» **Problem**: Your reply should be a single number: how many lines contain the string "Participación".

Figure record extracts:
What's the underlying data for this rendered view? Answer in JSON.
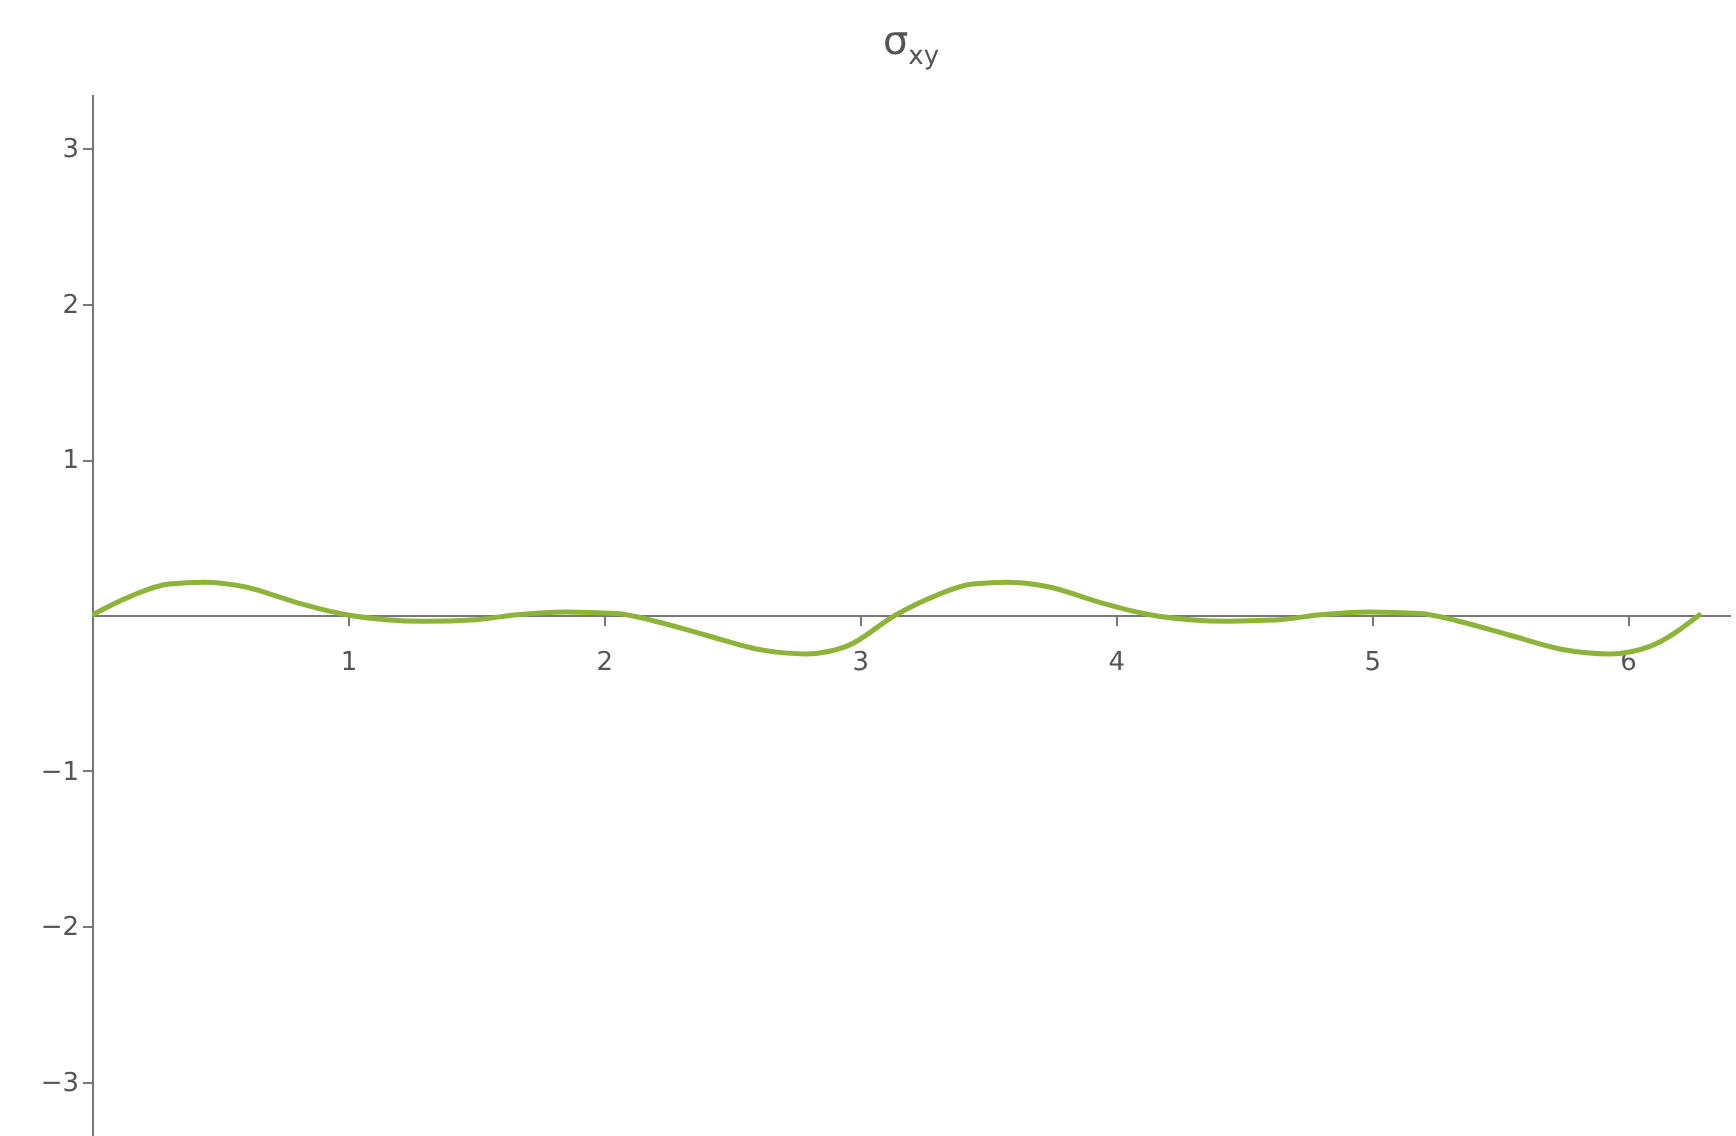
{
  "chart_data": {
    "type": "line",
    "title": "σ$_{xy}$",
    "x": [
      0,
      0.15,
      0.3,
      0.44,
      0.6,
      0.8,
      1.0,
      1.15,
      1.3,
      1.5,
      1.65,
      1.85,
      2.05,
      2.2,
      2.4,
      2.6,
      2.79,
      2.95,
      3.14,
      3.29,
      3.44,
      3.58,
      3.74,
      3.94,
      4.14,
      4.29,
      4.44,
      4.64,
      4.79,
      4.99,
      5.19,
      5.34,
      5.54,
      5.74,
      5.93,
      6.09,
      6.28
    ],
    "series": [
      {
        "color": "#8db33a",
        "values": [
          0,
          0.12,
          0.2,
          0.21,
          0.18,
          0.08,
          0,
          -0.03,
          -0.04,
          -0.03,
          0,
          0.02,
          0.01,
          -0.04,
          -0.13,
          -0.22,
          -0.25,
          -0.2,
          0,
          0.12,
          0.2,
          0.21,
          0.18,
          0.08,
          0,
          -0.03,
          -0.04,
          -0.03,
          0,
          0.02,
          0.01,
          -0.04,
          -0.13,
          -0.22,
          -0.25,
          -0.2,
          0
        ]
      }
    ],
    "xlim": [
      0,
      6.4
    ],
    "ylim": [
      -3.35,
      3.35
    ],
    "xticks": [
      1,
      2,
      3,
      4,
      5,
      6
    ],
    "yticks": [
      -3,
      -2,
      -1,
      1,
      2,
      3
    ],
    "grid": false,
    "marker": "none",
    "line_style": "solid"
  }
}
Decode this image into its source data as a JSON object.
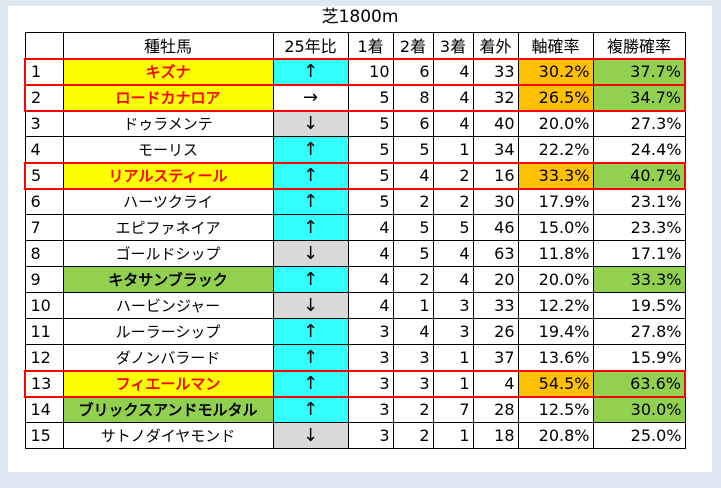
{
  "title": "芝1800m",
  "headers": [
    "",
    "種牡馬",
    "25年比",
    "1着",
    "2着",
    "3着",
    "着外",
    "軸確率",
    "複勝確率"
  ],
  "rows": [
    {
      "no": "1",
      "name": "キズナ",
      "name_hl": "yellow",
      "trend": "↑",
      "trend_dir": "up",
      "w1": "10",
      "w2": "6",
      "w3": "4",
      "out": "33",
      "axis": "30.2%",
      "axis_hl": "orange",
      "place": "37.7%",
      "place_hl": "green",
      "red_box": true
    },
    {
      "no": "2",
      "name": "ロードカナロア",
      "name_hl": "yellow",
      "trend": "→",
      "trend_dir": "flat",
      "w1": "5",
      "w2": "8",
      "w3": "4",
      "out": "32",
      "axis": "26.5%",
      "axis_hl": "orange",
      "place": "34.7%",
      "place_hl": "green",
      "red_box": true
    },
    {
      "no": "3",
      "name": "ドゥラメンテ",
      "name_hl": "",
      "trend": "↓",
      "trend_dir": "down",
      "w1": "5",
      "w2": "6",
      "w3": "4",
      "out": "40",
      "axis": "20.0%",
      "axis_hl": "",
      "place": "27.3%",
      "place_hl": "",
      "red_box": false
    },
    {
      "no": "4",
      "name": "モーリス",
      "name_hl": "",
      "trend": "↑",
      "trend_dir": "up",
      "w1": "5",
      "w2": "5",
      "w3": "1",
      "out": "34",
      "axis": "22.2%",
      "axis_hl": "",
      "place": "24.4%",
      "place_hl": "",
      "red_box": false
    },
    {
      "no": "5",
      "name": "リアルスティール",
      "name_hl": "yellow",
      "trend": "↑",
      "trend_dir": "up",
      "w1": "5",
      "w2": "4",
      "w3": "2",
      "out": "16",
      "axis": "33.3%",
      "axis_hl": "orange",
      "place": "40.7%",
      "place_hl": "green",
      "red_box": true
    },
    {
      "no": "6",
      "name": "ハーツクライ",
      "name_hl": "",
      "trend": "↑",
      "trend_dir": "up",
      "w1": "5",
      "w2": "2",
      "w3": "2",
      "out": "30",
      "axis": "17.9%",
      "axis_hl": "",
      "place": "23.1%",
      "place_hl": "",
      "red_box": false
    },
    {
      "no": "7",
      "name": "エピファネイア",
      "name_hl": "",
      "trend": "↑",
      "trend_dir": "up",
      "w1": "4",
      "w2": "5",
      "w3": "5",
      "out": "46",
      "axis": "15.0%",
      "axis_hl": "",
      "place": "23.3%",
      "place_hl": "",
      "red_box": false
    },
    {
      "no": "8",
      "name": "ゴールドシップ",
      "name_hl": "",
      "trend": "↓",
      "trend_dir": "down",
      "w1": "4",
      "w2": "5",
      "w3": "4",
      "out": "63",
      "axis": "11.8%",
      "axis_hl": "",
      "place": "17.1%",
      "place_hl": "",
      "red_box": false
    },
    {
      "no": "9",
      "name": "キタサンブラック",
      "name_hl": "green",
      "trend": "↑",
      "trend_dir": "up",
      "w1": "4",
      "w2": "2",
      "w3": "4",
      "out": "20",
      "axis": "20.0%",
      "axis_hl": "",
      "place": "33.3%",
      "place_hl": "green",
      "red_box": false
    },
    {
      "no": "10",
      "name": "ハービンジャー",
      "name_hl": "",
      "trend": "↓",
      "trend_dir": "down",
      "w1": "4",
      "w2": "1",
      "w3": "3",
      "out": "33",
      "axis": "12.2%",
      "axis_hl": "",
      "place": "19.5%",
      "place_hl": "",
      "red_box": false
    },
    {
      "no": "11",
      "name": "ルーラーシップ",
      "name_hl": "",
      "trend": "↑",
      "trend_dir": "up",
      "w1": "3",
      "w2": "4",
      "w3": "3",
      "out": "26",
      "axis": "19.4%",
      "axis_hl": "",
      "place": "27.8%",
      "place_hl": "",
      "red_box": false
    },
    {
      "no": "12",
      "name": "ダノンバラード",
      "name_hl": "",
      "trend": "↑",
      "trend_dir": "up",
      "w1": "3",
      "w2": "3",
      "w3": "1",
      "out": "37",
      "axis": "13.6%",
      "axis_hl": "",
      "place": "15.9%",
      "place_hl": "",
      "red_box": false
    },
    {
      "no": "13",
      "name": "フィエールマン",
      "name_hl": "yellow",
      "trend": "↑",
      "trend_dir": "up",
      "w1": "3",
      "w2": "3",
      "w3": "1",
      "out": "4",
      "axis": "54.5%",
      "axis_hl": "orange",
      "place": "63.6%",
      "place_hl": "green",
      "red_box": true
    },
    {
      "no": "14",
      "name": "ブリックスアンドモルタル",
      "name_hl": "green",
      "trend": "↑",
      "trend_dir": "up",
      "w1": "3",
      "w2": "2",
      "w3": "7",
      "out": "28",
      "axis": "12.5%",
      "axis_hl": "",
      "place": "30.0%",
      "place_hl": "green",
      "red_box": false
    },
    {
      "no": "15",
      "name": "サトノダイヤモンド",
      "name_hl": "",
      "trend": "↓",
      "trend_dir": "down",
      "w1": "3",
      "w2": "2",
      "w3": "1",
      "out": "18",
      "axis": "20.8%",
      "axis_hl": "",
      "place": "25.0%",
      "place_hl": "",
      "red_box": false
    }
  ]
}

...

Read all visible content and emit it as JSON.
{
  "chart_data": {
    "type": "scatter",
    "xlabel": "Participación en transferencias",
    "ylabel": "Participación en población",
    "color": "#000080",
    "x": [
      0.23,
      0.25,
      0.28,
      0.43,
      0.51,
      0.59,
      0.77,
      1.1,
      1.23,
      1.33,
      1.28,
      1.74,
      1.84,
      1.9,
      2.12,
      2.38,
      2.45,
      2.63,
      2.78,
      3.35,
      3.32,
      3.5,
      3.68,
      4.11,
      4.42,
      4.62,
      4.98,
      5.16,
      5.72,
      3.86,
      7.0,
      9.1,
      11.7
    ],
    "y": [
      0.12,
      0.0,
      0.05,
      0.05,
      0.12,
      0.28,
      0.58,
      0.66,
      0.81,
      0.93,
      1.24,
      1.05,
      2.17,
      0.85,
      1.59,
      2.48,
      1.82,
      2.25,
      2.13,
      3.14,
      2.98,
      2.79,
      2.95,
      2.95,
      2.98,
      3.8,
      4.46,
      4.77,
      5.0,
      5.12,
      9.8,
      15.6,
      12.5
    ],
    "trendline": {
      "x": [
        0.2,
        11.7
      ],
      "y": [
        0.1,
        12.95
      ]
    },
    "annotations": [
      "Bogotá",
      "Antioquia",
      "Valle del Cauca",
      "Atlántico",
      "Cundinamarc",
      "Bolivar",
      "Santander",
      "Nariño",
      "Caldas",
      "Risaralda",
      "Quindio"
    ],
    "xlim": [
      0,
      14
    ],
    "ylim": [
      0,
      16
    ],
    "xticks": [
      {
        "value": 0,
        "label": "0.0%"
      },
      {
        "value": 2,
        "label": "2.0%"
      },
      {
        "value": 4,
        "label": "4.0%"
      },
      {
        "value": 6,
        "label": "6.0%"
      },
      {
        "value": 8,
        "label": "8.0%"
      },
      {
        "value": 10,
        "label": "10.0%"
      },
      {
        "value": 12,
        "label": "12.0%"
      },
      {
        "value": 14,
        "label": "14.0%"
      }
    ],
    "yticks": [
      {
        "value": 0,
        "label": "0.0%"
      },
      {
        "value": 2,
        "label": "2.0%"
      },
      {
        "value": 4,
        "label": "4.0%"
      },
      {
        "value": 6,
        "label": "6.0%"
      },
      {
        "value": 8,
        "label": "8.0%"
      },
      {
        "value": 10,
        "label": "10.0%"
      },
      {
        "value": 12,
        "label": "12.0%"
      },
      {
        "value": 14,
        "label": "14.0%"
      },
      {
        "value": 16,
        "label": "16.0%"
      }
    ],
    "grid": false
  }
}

» **Task answer**: 2